(Collected data entries)
/---

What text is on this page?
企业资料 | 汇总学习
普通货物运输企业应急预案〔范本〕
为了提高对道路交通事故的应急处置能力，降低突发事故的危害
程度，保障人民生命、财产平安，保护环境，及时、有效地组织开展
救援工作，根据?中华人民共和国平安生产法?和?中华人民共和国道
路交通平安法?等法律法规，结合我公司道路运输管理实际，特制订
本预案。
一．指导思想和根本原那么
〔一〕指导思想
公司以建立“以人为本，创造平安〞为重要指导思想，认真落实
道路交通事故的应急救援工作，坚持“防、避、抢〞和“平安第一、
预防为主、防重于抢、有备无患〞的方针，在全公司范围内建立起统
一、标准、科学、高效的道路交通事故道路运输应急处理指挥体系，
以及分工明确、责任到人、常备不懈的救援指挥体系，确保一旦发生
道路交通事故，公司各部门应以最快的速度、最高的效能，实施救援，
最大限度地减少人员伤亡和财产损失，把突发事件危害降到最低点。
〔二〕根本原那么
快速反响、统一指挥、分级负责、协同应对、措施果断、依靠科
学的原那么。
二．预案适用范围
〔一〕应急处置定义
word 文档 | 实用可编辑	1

\---

Return the material in full, exactly as shown.

### Final result
What text is on this page?
企业资料 | 汇总学习
普通货物运输企业应急预案〔范本〕
为了提高对道路交通事故的应急处置能力，降低突发事故的危害
程度，保障人民生命、财产平安，保护环境，及时、有效地组织开展
救援工作，根据?中华人民共和国平安生产法?和?中华人民共和国道
路交通平安法?等法律法规，结合我公司道路运输管理实际，特制订
本预案。
一．指导思想和根本原那么
〔一〕指导思想
公司以建立“以人为本，创造平安〞为重要指导思想，认真落实
道路交通事故的应急救援工作，坚持“防、避、抢〞和“平安第一、
预防为主、防重于抢、有备无患〞的方针，在全公司范围内建立起统
一、标准、科学、高效的道路交通事故道路运输应急处理指挥体系，
以及分工明确、责任到人、常备不懈的救援指挥体系，确保一旦发生
道路交通事故，公司各部门应以最快的速度、最高的效能，实施救援，
最大限度地减少人员伤亡和财产损失，把突发事件危害降到最低点。
〔二〕根本原那么
快速反响、统一指挥、分级负责、协同应对、措施果断、依靠科
学的原那么。
二．预案适用范围
〔一〕应急处置定义
word 文档 | 实用可编辑	1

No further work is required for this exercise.